— start Given records —

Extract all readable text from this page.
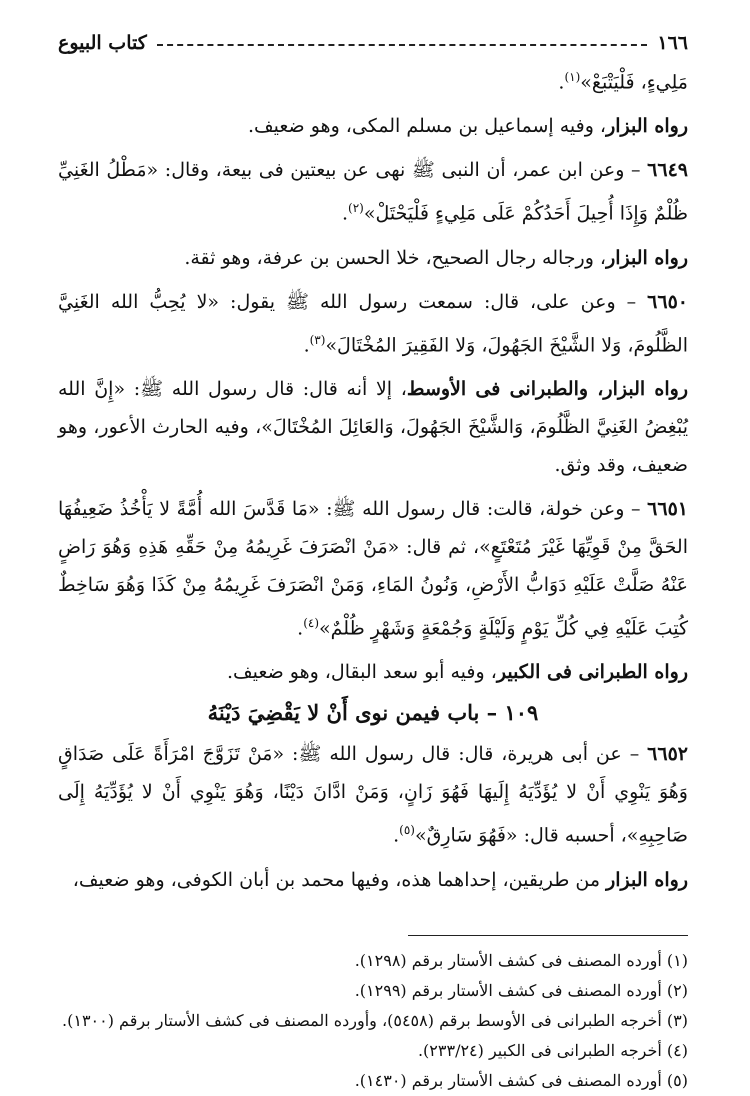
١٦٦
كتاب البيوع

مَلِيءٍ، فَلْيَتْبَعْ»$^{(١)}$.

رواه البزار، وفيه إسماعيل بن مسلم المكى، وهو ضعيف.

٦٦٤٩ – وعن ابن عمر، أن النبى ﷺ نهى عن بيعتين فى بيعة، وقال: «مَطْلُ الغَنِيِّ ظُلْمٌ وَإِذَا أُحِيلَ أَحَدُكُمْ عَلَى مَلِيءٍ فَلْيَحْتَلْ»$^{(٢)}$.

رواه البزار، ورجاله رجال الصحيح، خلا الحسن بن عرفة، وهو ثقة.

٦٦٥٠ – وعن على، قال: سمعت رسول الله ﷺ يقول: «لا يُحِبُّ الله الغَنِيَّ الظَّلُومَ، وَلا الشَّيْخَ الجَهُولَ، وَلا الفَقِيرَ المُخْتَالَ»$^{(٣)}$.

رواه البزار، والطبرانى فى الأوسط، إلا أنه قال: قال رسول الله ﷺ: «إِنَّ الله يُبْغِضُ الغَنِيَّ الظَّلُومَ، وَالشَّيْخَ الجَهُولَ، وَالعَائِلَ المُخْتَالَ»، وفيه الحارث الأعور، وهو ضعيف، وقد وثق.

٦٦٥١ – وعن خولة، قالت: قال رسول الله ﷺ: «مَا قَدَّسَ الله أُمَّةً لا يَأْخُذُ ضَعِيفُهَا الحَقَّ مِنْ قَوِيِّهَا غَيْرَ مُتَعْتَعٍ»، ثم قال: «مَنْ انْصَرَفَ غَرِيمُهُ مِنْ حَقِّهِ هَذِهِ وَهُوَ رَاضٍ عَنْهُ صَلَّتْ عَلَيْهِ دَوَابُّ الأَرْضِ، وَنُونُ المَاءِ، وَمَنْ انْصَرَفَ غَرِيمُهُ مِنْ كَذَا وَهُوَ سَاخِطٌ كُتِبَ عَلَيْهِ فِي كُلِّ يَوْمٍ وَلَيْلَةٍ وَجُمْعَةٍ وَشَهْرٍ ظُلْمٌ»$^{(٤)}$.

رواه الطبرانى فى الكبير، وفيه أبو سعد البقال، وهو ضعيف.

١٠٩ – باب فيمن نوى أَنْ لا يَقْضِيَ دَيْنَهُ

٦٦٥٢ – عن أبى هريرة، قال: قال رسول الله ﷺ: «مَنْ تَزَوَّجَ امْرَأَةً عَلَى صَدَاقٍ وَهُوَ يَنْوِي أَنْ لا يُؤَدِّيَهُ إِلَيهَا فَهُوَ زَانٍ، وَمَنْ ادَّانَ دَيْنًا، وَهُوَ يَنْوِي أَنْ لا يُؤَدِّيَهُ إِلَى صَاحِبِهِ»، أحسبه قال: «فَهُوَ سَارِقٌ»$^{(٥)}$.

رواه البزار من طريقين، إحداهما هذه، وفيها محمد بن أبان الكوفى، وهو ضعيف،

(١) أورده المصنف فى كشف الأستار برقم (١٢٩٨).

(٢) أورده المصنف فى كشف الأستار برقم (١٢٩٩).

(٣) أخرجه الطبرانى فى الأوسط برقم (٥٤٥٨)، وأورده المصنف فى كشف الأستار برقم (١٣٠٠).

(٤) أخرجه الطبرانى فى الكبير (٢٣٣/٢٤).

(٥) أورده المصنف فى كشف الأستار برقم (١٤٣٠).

— end Given records —

• _Aim_:
Except for the pictures, reproduce every line exactly.

• _Correct result_:
Extract all readable text from this page.
١٦٦
كتاب البيوع

مَلِيءٍ، فَلْيَتْبَعْ»$^{(١)}$.

رواه البزار، وفيه إسماعيل بن مسلم المكى، وهو ضعيف.

٦٦٤٩ – وعن ابن عمر، أن النبى ﷺ نهى عن بيعتين فى بيعة، وقال: «مَطْلُ الغَنِيِّ ظُلْمٌ وَإِذَا أُحِيلَ أَحَدُكُمْ عَلَى مَلِيءٍ فَلْيَحْتَلْ»$^{(٢)}$.

رواه البزار، ورجاله رجال الصحيح، خلا الحسن بن عرفة، وهو ثقة.

٦٦٥٠ – وعن على، قال: سمعت رسول الله ﷺ يقول: «لا يُحِبُّ الله الغَنِيَّ الظَّلُومَ، وَلا الشَّيْخَ الجَهُولَ، وَلا الفَقِيرَ المُخْتَالَ»$^{(٣)}$.

رواه البزار، والطبرانى فى الأوسط، إلا أنه قال: قال رسول الله ﷺ: «إِنَّ الله يُبْغِضُ الغَنِيَّ الظَّلُومَ، وَالشَّيْخَ الجَهُولَ، وَالعَائِلَ المُخْتَالَ»، وفيه الحارث الأعور، وهو ضعيف، وقد وثق.

٦٦٥١ – وعن خولة، قالت: قال رسول الله ﷺ: «مَا قَدَّسَ الله أُمَّةً لا يَأْخُذُ ضَعِيفُهَا الحَقَّ مِنْ قَوِيِّهَا غَيْرَ مُتَعْتَعٍ»، ثم قال: «مَنْ انْصَرَفَ غَرِيمُهُ مِنْ حَقِّهِ هَذِهِ وَهُوَ رَاضٍ عَنْهُ صَلَّتْ عَلَيْهِ دَوَابُّ الأَرْضِ، وَنُونُ المَاءِ، وَمَنْ انْصَرَفَ غَرِيمُهُ مِنْ كَذَا وَهُوَ سَاخِطٌ كُتِبَ عَلَيْهِ فِي كُلِّ يَوْمٍ وَلَيْلَةٍ وَجُمْعَةٍ وَشَهْرٍ ظُلْمٌ»$^{(٤)}$.

رواه الطبرانى فى الكبير، وفيه أبو سعد البقال، وهو ضعيف.

١٠٩ – باب فيمن نوى أَنْ لا يَقْضِيَ دَيْنَهُ

٦٦٥٢ – عن أبى هريرة، قال: قال رسول الله ﷺ: «مَنْ تَزَوَّجَ امْرَأَةً عَلَى صَدَاقٍ وَهُوَ يَنْوِي أَنْ لا يُؤَدِّيَهُ إِلَيهَا فَهُوَ زَانٍ، وَمَنْ ادَّانَ دَيْنًا، وَهُوَ يَنْوِي أَنْ لا يُؤَدِّيَهُ إِلَى صَاحِبِهِ»، أحسبه قال: «فَهُوَ سَارِقٌ»$^{(٥)}$.

رواه البزار من طريقين، إحداهما هذه، وفيها محمد بن أبان الكوفى، وهو ضعيف،

(١) أورده المصنف فى كشف الأستار برقم (١٢٩٨).

(٢) أورده المصنف فى كشف الأستار برقم (١٢٩٩).

(٣) أخرجه الطبرانى فى الأوسط برقم (٥٤٥٨)، وأورده المصنف فى كشف الأستار برقم (١٣٠٠).

(٤) أخرجه الطبرانى فى الكبير (٢٣٣/٢٤).

(٥) أورده المصنف فى كشف الأستار برقم (١٤٣٠).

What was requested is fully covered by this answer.